**Text**
══════════
This film (screened on a streaming platform) has been made in a realistic mode without stars, but in spirit is reminiscent of Avtar Bhogal’s Zakhmi Aurat (1988), in which a female cop (played by Dimple Kapadia) is raped, and forms a group of vigilantes, who castrate rapists. In mainstream cinema, most films about rape have been about the woman– or a man connected with her– hunting down and killing rapists, because the judicial system has constantly failed women.
══════════
**Exercises to complete**
1) Please set down the film review from "This film (screened" to "constantly failed women.", word for word.
2) Resume the film review after its final sentence.

**Provided records**
══════════
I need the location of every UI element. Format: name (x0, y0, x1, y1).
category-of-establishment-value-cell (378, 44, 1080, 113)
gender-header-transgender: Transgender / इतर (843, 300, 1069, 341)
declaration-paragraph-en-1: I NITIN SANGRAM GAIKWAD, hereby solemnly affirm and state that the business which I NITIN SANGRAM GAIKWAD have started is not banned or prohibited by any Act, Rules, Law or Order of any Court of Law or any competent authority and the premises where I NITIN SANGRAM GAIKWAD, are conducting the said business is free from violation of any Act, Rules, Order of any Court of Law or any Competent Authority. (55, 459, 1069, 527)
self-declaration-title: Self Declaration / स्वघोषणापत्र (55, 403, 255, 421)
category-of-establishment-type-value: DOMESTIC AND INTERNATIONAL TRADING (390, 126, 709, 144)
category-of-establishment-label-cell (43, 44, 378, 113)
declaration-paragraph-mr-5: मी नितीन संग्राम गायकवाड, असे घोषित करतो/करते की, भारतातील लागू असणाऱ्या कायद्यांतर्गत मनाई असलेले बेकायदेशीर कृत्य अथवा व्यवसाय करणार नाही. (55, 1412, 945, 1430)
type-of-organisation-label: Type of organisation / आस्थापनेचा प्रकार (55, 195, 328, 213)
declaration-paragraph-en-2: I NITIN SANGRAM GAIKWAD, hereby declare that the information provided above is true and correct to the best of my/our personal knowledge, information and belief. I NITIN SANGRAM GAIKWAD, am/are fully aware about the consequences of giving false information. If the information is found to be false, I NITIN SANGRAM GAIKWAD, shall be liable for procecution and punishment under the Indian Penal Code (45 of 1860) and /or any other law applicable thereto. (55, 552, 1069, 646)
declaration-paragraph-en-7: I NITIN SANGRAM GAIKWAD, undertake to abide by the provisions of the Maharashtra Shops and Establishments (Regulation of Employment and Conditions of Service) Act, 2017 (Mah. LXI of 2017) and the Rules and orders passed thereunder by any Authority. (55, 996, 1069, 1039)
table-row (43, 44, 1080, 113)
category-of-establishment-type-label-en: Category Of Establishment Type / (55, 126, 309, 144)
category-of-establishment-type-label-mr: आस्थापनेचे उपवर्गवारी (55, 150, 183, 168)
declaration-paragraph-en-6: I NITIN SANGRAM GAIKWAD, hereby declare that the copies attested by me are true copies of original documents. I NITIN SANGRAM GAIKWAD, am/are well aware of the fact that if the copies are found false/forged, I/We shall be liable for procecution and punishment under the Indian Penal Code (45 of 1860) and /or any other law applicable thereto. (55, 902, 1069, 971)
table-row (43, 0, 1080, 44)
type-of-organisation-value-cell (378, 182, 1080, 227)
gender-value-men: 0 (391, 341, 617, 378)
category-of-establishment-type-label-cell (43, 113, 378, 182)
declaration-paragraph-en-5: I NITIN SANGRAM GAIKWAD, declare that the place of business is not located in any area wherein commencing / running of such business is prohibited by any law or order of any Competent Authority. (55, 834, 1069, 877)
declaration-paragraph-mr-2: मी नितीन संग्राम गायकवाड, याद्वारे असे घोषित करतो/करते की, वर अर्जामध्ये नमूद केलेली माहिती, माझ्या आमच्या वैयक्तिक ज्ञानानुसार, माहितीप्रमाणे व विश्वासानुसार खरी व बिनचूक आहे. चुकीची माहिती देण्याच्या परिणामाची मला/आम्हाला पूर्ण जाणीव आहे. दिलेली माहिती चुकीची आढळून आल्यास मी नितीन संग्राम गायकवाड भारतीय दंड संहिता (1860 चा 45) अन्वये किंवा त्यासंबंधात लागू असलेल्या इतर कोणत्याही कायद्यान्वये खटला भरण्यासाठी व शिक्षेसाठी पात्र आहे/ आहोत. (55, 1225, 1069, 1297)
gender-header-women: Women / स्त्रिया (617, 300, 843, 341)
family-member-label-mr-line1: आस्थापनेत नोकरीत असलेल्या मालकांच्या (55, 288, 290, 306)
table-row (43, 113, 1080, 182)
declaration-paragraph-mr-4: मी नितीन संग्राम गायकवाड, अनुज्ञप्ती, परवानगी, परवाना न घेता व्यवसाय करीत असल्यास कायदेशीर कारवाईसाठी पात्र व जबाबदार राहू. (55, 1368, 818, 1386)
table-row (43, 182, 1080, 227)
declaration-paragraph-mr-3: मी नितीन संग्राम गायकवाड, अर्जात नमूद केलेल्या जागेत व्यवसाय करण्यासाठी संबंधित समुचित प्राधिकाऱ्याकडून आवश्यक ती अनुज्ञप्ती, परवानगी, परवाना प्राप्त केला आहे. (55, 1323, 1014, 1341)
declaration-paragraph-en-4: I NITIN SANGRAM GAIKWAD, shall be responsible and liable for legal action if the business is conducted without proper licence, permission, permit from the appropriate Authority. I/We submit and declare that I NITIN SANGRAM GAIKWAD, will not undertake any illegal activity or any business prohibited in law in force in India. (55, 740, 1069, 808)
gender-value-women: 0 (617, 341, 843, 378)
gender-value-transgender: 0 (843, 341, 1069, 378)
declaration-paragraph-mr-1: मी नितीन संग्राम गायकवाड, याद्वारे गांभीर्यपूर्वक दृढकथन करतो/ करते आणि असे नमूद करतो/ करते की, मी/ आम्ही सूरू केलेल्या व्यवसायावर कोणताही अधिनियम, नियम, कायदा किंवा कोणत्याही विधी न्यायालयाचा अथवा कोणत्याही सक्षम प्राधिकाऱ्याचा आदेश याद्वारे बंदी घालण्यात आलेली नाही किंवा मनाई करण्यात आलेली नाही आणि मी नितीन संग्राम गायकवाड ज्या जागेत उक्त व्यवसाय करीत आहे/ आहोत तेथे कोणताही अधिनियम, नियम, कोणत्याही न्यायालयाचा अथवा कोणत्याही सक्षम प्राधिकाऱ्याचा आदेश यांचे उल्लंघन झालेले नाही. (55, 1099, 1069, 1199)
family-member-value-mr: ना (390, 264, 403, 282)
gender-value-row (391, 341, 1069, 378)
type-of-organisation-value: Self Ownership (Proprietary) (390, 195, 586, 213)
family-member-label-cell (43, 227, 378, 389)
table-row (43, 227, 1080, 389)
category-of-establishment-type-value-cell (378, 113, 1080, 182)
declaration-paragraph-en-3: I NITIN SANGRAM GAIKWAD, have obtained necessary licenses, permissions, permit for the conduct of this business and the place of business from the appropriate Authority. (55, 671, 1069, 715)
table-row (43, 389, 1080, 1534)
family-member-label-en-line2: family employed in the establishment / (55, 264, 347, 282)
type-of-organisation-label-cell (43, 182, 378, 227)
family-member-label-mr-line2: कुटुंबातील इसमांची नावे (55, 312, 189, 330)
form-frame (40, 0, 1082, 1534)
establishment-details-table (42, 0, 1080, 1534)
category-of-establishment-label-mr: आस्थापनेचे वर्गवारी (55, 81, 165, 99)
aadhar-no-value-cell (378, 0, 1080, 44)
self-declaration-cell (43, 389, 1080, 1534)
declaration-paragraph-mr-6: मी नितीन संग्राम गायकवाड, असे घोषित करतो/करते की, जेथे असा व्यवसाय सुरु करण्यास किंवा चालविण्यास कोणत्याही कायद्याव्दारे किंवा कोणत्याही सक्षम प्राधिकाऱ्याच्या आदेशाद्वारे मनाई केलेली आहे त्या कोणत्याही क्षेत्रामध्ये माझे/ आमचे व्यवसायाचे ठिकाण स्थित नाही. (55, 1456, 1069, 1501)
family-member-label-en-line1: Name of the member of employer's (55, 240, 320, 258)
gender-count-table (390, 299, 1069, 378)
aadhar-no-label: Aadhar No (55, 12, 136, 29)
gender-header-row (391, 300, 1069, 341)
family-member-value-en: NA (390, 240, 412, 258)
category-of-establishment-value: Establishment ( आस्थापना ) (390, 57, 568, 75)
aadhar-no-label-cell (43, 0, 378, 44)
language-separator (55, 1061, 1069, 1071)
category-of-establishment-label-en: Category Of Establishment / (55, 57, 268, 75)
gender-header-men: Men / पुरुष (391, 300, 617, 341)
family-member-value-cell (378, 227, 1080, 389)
══════════
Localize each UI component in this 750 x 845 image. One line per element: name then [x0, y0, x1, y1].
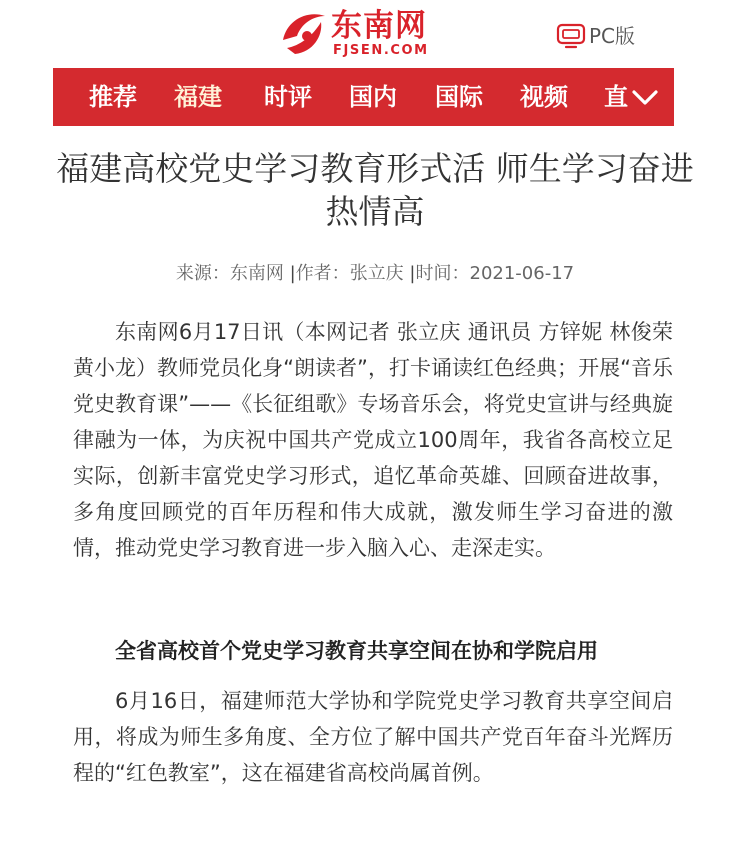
══════════
**Responses to the exercise**
1)
This film (screened on a streaming platform) has been made in a realistic mode without stars, but in spirit is reminiscent of Avtar Bhogal’s Zakhmi Aurat (1988), in which a female cop (played by Dimple Kapadia) is raped, and forms a group of vigilantes, who castrate rapists. In mainstream cinema, most films about rape have been about the woman– or a man connected with her– hunting down and killing rapists, because the judicial system has constantly failed women.

2)
Kripalani’s film goes a step ahead, in that it is not just a personal revenge drama, but advocates where-the-shoe-pinches approach—unless men like Mahendra are made aware that their treatment of women is unacceptable, they will never alter their behavior. However, it is also equally true that the Tottaa Pataaka Item Maal method of vigilante justice is not practical; it is one man they make an example of, but this solution to women’s “incessant fear of rape” is hardly replicable. Still, like his earlier film, Tikli and Laxmi Bomb, this one too questions the existing gender power structure; it makes viewers think, and takes them into a zone of discomfort—have some men driven women over the edge? Can violence only be fought with more violence? Should women be taught to become more brutal, or men be conditioned to be more gentle. That latter would, of course, be ideal, but then the questions would be where to begin and how.
(This piece first appeared in The Free Press Journal dated July 17, 2019)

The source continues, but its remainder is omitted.